# start of Supplied data

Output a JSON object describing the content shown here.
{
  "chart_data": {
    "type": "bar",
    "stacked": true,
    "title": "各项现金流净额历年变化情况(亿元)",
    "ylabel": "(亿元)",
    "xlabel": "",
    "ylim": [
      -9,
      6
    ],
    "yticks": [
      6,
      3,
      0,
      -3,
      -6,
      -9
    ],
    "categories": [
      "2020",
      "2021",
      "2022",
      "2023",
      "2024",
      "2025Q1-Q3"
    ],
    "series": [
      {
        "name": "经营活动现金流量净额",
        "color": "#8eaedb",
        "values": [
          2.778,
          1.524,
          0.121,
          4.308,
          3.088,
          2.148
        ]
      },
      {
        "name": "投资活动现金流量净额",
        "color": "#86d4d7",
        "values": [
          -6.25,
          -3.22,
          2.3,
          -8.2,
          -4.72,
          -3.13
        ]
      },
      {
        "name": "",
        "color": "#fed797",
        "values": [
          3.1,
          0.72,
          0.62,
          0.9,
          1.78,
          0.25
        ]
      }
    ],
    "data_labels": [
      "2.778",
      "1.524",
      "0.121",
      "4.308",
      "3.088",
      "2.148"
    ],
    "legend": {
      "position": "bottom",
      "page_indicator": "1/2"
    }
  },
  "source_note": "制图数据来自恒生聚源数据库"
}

# end of Supplied data

**To be done:**
Every entry above should be retyped exactly as shown.

**Task answer:**
Output a JSON object describing the content shown here.
{
  "chart_data": {
    "type": "bar",
    "stacked": true,
    "title": "各项现金流净额历年变化情况(亿元)",
    "ylabel": "(亿元)",
    "xlabel": "",
    "ylim": [
      -9,
      6
    ],
    "yticks": [
      6,
      3,
      0,
      -3,
      -6,
      -9
    ],
    "categories": [
      "2020",
      "2021",
      "2022",
      "2023",
      "2024",
      "2025Q1-Q3"
    ],
    "series": [
      {
        "name": "经营活动现金流量净额",
        "color": "#8eaedb",
        "values": [
          2.778,
          1.524,
          0.121,
          4.308,
          3.088,
          2.148
        ]
      },
      {
        "name": "投资活动现金流量净额",
        "color": "#86d4d7",
        "values": [
          -6.25,
          -3.22,
          2.3,
          -8.2,
          -4.72,
          -3.13
        ]
      },
      {
        "name": "",
        "color": "#fed797",
        "values": [
          3.1,
          0.72,
          0.62,
          0.9,
          1.78,
          0.25
        ]
      }
    ],
    "data_labels": [
      "2.778",
      "1.524",
      "0.121",
      "4.308",
      "3.088",
      "2.148"
    ],
    "legend": {
      "position": "bottom",
      "page_indicator": "1/2"
    }
  },
  "source_note": "制图数据来自恒生聚源数据库"
}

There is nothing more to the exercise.